→ CHALLENGE: Write out the whole listing exactly as it stands.

→ INFORMATION GIVEN:

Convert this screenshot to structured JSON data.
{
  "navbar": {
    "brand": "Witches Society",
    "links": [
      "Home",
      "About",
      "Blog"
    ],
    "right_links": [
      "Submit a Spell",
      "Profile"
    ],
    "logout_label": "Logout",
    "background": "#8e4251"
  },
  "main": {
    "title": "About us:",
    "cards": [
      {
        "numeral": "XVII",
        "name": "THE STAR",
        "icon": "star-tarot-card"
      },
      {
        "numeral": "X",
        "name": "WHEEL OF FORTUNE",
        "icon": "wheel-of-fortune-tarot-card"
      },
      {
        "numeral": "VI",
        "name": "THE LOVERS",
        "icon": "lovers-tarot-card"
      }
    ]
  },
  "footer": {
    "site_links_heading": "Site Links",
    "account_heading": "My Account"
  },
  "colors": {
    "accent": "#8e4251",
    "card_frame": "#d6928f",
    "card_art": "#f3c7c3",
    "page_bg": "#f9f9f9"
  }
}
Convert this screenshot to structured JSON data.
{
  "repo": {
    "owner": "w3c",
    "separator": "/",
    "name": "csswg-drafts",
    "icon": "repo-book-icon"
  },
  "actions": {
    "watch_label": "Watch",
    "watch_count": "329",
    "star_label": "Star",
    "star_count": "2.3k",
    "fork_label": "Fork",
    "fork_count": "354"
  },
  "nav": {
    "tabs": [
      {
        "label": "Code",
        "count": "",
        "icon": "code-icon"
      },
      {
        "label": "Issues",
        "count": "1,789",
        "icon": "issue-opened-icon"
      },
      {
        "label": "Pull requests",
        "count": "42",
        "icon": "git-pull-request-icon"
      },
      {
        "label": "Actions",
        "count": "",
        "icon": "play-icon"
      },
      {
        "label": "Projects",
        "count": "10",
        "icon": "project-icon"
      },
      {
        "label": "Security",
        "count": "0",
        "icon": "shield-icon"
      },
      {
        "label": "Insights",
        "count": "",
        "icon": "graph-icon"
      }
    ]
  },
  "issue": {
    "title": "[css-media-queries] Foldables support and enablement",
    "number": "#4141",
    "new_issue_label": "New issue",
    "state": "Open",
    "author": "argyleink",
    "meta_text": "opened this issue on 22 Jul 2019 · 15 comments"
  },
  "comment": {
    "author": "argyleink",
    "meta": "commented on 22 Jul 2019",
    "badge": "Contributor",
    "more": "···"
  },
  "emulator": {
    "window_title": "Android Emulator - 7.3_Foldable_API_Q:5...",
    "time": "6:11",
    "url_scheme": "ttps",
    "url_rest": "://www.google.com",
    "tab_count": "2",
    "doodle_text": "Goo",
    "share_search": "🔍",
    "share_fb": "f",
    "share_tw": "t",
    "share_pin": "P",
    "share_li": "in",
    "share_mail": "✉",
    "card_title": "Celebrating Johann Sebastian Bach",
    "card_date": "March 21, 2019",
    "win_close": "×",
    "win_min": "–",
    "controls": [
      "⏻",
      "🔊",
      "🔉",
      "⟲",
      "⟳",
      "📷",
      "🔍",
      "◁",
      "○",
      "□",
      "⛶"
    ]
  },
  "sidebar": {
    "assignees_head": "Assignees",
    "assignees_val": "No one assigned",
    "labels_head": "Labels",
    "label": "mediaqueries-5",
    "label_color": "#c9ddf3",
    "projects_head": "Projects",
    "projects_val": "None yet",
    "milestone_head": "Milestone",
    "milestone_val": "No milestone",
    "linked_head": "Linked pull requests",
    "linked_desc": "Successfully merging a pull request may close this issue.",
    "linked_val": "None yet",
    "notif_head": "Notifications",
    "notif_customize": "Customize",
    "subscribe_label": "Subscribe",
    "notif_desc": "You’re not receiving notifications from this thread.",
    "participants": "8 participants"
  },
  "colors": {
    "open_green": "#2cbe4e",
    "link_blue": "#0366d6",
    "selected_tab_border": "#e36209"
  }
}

→ OUTPUT FOR THIS TASK:
Convert this screenshot to structured JSON data.
{
  "navbar": {
    "brand": "Witches Society",
    "links": [
      "Home",
      "About",
      "Blog"
    ],
    "right_links": [
      "Submit a Spell",
      "Profile"
    ],
    "logout_label": "Logout",
    "background": "#8e4251"
  },
  "main": {
    "title": "About us:",
    "cards": [
      {
        "numeral": "XVII",
        "name": "THE STAR",
        "icon": "star-tarot-card"
      },
      {
        "numeral": "X",
        "name": "WHEEL OF FORTUNE",
        "icon": "wheel-of-fortune-tarot-card"
      },
      {
        "numeral": "VI",
        "name": "THE LOVERS",
        "icon": "lovers-tarot-card"
      }
    ]
  },
  "footer": {
    "site_links_heading": "Site Links",
    "account_heading": "My Account"
  },
  "colors": {
    "accent": "#8e4251",
    "card_frame": "#d6928f",
    "card_art": "#f3c7c3",
    "page_bg": "#f9f9f9"
  }
}
Convert this screenshot to structured JSON data.
{
  "repo": {
    "owner": "w3c",
    "separator": "/",
    "name": "csswg-drafts",
    "icon": "repo-book-icon"
  },
  "actions": {
    "watch_label": "Watch",
    "watch_count": "329",
    "star_label": "Star",
    "star_count": "2.3k",
    "fork_label": "Fork",
    "fork_count": "354"
  },
  "nav": {
    "tabs": [
      {
        "label": "Code",
        "count": "",
        "icon": "code-icon"
      },
      {
        "label": "Issues",
        "count": "1,789",
        "icon": "issue-opened-icon"
      },
      {
        "label": "Pull requests",
        "count": "42",
        "icon": "git-pull-request-icon"
      },
      {
        "label": "Actions",
        "count": "",
        "icon": "play-icon"
      },
      {
        "label": "Projects",
        "count": "10",
        "icon": "project-icon"
      },
      {
        "label": "Security",
        "count": "0",
        "icon": "shield-icon"
      },
      {
        "label": "Insights",
        "count": "",
        "icon": "graph-icon"
      }
    ]
  },
  "issue": {
    "title": "[css-media-queries] Foldables support and enablement",
    "number": "#4141",
    "new_issue_label": "New issue",
    "state": "Open",
    "author": "argyleink",
    "meta_text": "opened this issue on 22 Jul 2019 · 15 comments"
  },
  "comment": {
    "author": "argyleink",
    "meta": "commented on 22 Jul 2019",
    "badge": "Contributor",
    "more": "···"
  },
  "emulator": {
    "window_title": "Android Emulator - 7.3_Foldable_API_Q:5...",
    "time": "6:11",
    "url_scheme": "ttps",
    "url_rest": "://www.google.com",
    "tab_count": "2",
    "doodle_text": "Goo",
    "share_search": "🔍",
    "share_fb": "f",
    "share_tw": "t",
    "share_pin": "P",
    "share_li": "in",
    "share_mail": "✉",
    "card_title": "Celebrating Johann Sebastian Bach",
    "card_date": "March 21, 2019",
    "win_close": "×",
    "win_min": "–",
    "controls": [
      "⏻",
      "🔊",
      "🔉",
      "⟲",
      "⟳",
      "📷",
      "🔍",
      "◁",
      "○",
      "□",
      "⛶"
    ]
  },
  "sidebar": {
    "assignees_head": "Assignees",
    "assignees_val": "No one assigned",
    "labels_head": "Labels",
    "label": "mediaqueries-5",
    "label_color": "#c9ddf3",
    "projects_head": "Projects",
    "projects_val": "None yet",
    "milestone_head": "Milestone",
    "milestone_val": "No milestone",
    "linked_head": "Linked pull requests",
    "linked_desc": "Successfully merging a pull request may close this issue.",
    "linked_val": "None yet",
    "notif_head": "Notifications",
    "notif_customize": "Customize",
    "subscribe_label": "Subscribe",
    "notif_desc": "You’re not receiving notifications from this thread.",
    "participants": "8 participants"
  },
  "colors": {
    "open_green": "#2cbe4e",
    "link_blue": "#0366d6",
    "selected_tab_border": "#e36209"
  }
}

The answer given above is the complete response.